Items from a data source
○ ○ ○ ○ ○ ○ ○
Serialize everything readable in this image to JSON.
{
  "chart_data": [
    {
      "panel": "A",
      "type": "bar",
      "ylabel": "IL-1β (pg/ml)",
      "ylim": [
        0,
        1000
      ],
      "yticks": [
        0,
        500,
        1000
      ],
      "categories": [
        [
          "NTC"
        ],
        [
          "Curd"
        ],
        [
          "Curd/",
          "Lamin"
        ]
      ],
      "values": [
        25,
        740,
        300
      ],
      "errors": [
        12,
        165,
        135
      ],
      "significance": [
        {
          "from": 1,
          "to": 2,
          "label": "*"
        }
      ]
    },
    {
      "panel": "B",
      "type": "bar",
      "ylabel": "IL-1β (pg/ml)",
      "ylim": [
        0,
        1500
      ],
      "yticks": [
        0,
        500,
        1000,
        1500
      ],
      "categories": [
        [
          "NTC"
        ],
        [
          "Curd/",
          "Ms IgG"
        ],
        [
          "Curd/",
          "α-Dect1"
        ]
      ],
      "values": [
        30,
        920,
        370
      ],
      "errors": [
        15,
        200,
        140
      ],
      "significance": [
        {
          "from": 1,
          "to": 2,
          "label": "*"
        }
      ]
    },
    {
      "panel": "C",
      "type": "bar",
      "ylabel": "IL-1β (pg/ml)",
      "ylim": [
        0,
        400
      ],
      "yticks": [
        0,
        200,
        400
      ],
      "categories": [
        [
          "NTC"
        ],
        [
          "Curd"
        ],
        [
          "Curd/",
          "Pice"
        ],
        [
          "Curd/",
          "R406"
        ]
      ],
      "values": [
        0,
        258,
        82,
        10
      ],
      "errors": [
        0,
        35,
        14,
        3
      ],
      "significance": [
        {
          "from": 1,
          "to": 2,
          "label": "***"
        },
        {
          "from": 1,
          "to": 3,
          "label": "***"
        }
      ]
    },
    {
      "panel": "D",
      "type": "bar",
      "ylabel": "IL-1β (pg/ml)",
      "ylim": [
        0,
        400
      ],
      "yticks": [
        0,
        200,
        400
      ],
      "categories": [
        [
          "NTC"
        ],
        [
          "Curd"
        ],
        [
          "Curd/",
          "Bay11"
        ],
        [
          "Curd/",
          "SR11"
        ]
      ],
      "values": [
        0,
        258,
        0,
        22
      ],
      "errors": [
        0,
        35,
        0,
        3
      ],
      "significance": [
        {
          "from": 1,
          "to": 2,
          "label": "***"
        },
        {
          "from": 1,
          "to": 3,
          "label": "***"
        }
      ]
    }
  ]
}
○ ○ ○ ○ ○ ○ ○
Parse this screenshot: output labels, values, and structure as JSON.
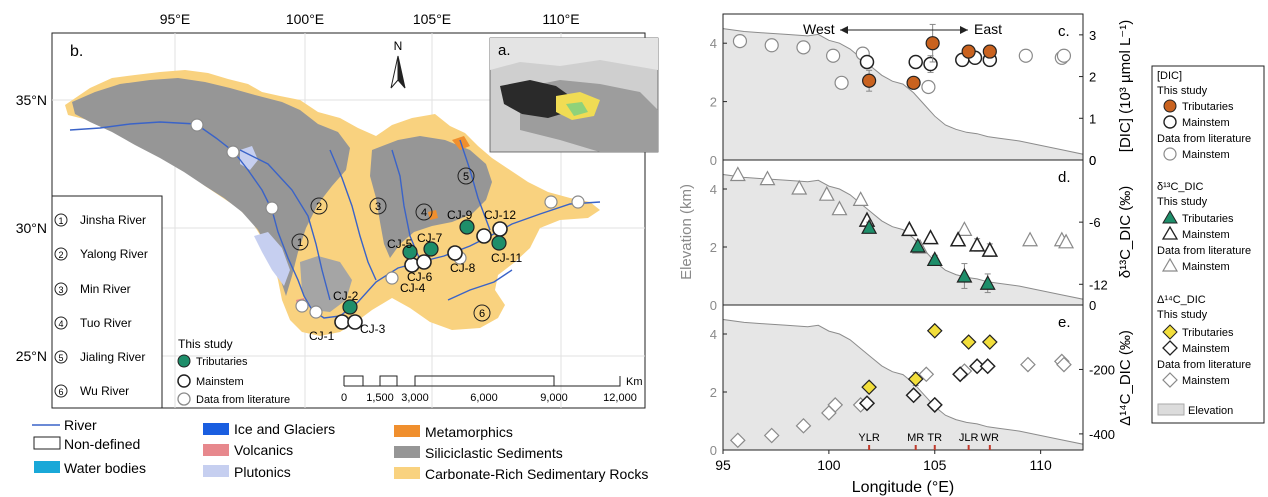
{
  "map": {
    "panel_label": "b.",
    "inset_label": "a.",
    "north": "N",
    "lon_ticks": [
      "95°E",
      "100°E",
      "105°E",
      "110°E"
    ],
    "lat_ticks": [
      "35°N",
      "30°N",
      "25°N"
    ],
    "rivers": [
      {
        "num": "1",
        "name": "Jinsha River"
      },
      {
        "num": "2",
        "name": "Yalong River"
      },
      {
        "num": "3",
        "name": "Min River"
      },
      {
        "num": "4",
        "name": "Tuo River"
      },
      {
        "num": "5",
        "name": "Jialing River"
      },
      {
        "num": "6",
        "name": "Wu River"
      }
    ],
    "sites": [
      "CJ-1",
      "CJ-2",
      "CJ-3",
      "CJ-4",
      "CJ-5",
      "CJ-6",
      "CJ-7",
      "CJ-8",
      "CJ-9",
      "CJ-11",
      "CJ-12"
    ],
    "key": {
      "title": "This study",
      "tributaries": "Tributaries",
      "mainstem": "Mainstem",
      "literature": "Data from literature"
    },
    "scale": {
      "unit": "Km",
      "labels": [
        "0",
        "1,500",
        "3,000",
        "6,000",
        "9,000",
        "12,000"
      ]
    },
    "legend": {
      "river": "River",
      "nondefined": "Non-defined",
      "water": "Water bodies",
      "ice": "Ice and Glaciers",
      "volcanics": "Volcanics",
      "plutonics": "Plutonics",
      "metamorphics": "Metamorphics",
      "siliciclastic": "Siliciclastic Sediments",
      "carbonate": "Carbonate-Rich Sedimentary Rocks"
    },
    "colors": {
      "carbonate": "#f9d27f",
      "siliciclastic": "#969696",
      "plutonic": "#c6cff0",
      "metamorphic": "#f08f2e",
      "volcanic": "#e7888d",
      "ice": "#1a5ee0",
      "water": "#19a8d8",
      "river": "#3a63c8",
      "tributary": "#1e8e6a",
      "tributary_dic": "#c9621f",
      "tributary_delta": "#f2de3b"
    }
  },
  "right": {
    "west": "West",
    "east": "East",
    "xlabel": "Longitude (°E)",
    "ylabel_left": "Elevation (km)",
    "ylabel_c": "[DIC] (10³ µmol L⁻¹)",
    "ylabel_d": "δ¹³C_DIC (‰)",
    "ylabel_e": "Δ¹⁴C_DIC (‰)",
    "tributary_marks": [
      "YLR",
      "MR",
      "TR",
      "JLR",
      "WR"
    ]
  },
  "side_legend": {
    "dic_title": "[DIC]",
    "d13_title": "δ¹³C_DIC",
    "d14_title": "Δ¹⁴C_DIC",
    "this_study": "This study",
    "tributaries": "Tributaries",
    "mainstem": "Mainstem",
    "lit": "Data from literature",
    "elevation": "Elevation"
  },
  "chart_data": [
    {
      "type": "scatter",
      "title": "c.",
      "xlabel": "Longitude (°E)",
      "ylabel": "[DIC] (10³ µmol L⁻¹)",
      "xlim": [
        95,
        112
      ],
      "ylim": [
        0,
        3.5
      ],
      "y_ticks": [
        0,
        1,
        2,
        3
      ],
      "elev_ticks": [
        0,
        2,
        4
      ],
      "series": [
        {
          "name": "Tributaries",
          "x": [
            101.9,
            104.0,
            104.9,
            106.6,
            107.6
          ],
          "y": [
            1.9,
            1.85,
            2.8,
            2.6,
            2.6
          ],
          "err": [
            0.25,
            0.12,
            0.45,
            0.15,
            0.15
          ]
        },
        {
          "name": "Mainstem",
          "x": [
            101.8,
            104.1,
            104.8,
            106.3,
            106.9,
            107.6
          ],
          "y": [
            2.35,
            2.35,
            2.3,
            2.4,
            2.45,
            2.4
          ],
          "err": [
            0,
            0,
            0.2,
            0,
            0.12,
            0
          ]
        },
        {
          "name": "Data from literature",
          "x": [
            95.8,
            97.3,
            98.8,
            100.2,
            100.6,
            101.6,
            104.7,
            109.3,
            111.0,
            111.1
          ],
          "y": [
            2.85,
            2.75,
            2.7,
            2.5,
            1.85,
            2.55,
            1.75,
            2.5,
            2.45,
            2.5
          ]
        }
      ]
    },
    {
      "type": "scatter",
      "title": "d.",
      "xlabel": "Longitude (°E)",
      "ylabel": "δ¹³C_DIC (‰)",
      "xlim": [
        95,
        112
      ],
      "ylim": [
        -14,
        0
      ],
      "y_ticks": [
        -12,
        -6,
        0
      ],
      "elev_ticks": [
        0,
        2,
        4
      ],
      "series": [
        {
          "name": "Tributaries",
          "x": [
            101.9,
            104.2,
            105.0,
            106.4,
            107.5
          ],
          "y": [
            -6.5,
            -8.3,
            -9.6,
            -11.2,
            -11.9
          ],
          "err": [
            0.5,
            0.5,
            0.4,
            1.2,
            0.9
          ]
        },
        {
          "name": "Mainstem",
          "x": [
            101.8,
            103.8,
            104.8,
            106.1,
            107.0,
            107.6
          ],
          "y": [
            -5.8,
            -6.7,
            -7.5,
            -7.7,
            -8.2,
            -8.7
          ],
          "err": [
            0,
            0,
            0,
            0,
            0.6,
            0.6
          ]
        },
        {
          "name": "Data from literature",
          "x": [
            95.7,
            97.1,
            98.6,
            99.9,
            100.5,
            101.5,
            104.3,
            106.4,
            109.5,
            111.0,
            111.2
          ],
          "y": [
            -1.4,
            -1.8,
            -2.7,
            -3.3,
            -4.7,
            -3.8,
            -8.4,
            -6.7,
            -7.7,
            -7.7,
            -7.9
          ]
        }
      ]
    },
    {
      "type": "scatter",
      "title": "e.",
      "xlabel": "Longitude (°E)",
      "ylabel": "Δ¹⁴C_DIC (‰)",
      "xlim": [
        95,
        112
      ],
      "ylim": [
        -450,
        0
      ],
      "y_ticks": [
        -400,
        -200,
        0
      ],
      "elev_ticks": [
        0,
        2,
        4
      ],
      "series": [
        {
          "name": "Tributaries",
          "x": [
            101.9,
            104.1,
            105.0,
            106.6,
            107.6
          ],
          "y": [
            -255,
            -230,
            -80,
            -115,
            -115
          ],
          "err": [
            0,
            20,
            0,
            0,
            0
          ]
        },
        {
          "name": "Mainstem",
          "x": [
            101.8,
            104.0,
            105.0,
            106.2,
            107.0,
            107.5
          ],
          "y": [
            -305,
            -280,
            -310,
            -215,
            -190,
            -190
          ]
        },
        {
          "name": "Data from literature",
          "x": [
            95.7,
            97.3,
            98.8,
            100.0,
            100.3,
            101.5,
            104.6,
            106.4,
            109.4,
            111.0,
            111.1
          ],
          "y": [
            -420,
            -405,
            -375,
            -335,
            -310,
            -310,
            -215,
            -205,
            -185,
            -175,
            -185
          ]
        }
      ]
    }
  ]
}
○ ○ ○ ○ ○ ○ ○
== What to do ==
Across the preceding material, how many lines contain the word "carbonate"? State the number alone.

== Written answer ==
2